**Exercise instructions**
Can all of these lines be returned exactly?

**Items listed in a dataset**

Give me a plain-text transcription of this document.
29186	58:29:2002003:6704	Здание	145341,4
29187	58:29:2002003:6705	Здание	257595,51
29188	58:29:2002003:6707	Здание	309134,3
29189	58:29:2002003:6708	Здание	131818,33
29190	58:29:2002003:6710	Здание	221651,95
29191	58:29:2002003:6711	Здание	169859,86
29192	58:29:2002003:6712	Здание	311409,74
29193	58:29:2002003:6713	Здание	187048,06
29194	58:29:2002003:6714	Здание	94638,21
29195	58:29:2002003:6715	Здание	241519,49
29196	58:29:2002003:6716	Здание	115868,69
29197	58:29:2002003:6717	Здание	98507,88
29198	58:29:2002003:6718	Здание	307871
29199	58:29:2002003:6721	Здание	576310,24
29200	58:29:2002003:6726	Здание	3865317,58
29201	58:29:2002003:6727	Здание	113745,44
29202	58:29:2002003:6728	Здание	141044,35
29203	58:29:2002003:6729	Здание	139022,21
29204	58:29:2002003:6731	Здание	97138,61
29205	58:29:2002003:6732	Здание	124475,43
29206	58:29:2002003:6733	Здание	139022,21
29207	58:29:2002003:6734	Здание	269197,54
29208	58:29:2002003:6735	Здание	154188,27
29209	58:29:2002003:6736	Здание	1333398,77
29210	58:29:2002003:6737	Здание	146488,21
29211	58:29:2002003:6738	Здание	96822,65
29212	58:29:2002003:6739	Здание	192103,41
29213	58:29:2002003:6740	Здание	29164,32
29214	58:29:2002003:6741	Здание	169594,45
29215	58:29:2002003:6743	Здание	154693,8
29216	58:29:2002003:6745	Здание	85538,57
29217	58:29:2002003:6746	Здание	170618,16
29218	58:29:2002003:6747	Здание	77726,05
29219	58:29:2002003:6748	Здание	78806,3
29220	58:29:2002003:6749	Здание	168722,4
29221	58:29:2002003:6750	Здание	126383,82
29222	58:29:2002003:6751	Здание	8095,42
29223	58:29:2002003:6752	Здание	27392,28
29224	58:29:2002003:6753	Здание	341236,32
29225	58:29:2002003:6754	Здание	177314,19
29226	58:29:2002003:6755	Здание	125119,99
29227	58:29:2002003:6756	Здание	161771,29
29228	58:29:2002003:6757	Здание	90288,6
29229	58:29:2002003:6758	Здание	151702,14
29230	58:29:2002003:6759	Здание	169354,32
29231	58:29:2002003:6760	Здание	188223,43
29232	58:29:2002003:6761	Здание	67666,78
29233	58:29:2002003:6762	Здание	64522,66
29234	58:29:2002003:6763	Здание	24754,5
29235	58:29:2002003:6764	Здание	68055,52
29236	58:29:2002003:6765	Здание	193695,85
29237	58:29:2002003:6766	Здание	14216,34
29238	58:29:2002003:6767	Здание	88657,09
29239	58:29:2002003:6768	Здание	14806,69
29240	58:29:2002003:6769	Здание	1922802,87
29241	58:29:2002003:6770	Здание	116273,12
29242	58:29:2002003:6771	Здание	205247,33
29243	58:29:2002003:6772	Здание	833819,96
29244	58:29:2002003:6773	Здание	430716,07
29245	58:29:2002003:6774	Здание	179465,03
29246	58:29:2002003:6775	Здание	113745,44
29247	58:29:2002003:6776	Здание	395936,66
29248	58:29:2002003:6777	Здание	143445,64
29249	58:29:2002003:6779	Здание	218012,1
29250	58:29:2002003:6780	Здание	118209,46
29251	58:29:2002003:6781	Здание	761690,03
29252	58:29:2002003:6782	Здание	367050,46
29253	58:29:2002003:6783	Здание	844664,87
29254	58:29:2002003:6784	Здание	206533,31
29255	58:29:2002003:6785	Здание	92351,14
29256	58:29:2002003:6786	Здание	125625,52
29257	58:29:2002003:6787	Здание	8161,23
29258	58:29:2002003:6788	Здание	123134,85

**Full answer**
Give me a plain-text transcription of this document.
29186	58:29:2002003:6704	Здание	145341,4
29187	58:29:2002003:6705	Здание	257595,51
29188	58:29:2002003:6707	Здание	309134,3
29189	58:29:2002003:6708	Здание	131818,33
29190	58:29:2002003:6710	Здание	221651,95
29191	58:29:2002003:6711	Здание	169859,86
29192	58:29:2002003:6712	Здание	311409,74
29193	58:29:2002003:6713	Здание	187048,06
29194	58:29:2002003:6714	Здание	94638,21
29195	58:29:2002003:6715	Здание	241519,49
29196	58:29:2002003:6716	Здание	115868,69
29197	58:29:2002003:6717	Здание	98507,88
29198	58:29:2002003:6718	Здание	307871
29199	58:29:2002003:6721	Здание	576310,24
29200	58:29:2002003:6726	Здание	3865317,58
29201	58:29:2002003:6727	Здание	113745,44
29202	58:29:2002003:6728	Здание	141044,35
29203	58:29:2002003:6729	Здание	139022,21
29204	58:29:2002003:6731	Здание	97138,61
29205	58:29:2002003:6732	Здание	124475,43
29206	58:29:2002003:6733	Здание	139022,21
29207	58:29:2002003:6734	Здание	269197,54
29208	58:29:2002003:6735	Здание	154188,27
29209	58:29:2002003:6736	Здание	1333398,77
29210	58:29:2002003:6737	Здание	146488,21
29211	58:29:2002003:6738	Здание	96822,65
29212	58:29:2002003:6739	Здание	192103,41
29213	58:29:2002003:6740	Здание	29164,32
29214	58:29:2002003:6741	Здание	169594,45
29215	58:29:2002003:6743	Здание	154693,8
29216	58:29:2002003:6745	Здание	85538,57
29217	58:29:2002003:6746	Здание	170618,16
29218	58:29:2002003:6747	Здание	77726,05
29219	58:29:2002003:6748	Здание	78806,3
29220	58:29:2002003:6749	Здание	168722,4
29221	58:29:2002003:6750	Здание	126383,82
29222	58:29:2002003:6751	Здание	8095,42
29223	58:29:2002003:6752	Здание	27392,28
29224	58:29:2002003:6753	Здание	341236,32
29225	58:29:2002003:6754	Здание	177314,19
29226	58:29:2002003:6755	Здание	125119,99
29227	58:29:2002003:6756	Здание	161771,29
29228	58:29:2002003:6757	Здание	90288,6
29229	58:29:2002003:6758	Здание	151702,14
29230	58:29:2002003:6759	Здание	169354,32
29231	58:29:2002003:6760	Здание	188223,43
29232	58:29:2002003:6761	Здание	67666,78
29233	58:29:2002003:6762	Здание	64522,66
29234	58:29:2002003:6763	Здание	24754,5
29235	58:29:2002003:6764	Здание	68055,52
29236	58:29:2002003:6765	Здание	193695,85
29237	58:29:2002003:6766	Здание	14216,34
29238	58:29:2002003:6767	Здание	88657,09
29239	58:29:2002003:6768	Здание	14806,69
29240	58:29:2002003:6769	Здание	1922802,87
29241	58:29:2002003:6770	Здание	116273,12
29242	58:29:2002003:6771	Здание	205247,33
29243	58:29:2002003:6772	Здание	833819,96
29244	58:29:2002003:6773	Здание	430716,07
29245	58:29:2002003:6774	Здание	179465,03
29246	58:29:2002003:6775	Здание	113745,44
29247	58:29:2002003:6776	Здание	395936,66
29248	58:29:2002003:6777	Здание	143445,64
29249	58:29:2002003:6779	Здание	218012,1
29250	58:29:2002003:6780	Здание	118209,46
29251	58:29:2002003:6781	Здание	761690,03
29252	58:29:2002003:6782	Здание	367050,46
29253	58:29:2002003:6783	Здание	844664,87
29254	58:29:2002003:6784	Здание	206533,31
29255	58:29:2002003:6785	Здание	92351,14
29256	58:29:2002003:6786	Здание	125625,52
29257	58:29:2002003:6787	Здание	8161,23
29258	58:29:2002003:6788	Здание	123134,85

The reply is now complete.